Saved entries:
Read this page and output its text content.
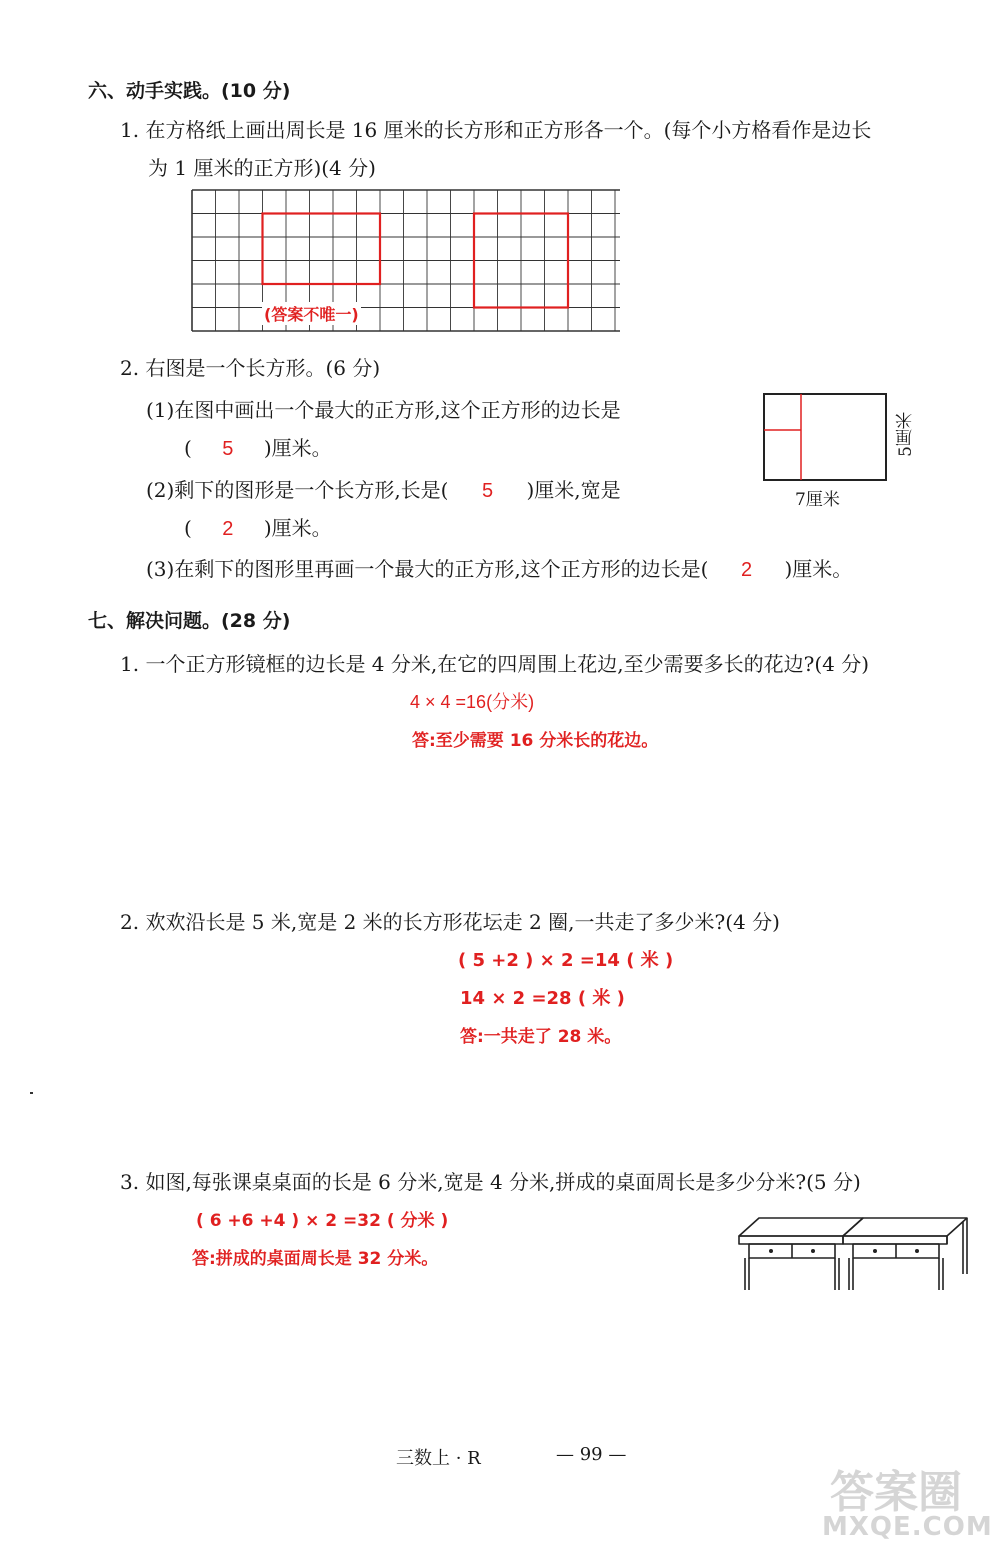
六、动手实践。(10 分)
1. 在方格纸上画出周长是 16 厘米的长方形和正方形各一个。(每个小方格看作是边长
为 1 厘米的正方形)(4 分)
(答案不唯一)
2. 右图是一个长方形。(6 分)
(1)在图中画出一个最大的正方形,这个正方形的边长是
( 5 )厘米。
(2)剩下的图形是一个长方形,长是( 5 )厘米,宽是
( 2 )厘米。
(3)在剩下的图形里再画一个最大的正方形,这个正方形的边长是( 2 )厘米。
7厘米
5厘米
七、解决问题。(28 分)
1. 一个正方形镜框的边长是 4 分米,在它的四周围上花边,至少需要多长的花边?(4 分)
4 × 4 =16(分米)
答:至少需要 16 分米长的花边。
2. 欢欢沿长是 5 米,宽是 2 米的长方形花坛走 2 圈,一共走了多少米?(4 分)
( 5 +2 ) × 2 =14 ( 米 )
14 × 2 =28 ( 米 )
答:一共走了 28 米。
3. 如图,每张课桌桌面的长是 6 分米,宽是 4 分米,拼成的桌面周长是多少分米?(5 分)
( 6 +6 +4 ) × 2 =32 ( 分米 )
答:拼成的桌面周长是 32 分米。
三数上 · R	— 99 —
答案圈
MXQE.COM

> [Requirement] Exactly as written, return every line of the listing, but not the pictures.

> [Output of the exercise]
Read this page and output its text content.
六、动手实践。(10 分)
1. 在方格纸上画出周长是 16 厘米的长方形和正方形各一个。(每个小方格看作是边长
为 1 厘米的正方形)(4 分)
(答案不唯一)
2. 右图是一个长方形。(6 分)
(1)在图中画出一个最大的正方形,这个正方形的边长是
( 5 )厘米。
(2)剩下的图形是一个长方形,长是( 5 )厘米,宽是
( 2 )厘米。
(3)在剩下的图形里再画一个最大的正方形,这个正方形的边长是( 2 )厘米。
7厘米
5厘米
七、解决问题。(28 分)
1. 一个正方形镜框的边长是 4 分米,在它的四周围上花边,至少需要多长的花边?(4 分)
4 × 4 =16(分米)
答:至少需要 16 分米长的花边。
2. 欢欢沿长是 5 米,宽是 2 米的长方形花坛走 2 圈,一共走了多少米?(4 分)
( 5 +2 ) × 2 =14 ( 米 )
14 × 2 =28 ( 米 )
答:一共走了 28 米。
3. 如图,每张课桌桌面的长是 6 分米,宽是 4 分米,拼成的桌面周长是多少分米?(5 分)
( 6 +6 +4 ) × 2 =32 ( 分米 )
答:拼成的桌面周长是 32 分米。
三数上 · R	— 99 —
答案圈
MXQE.COM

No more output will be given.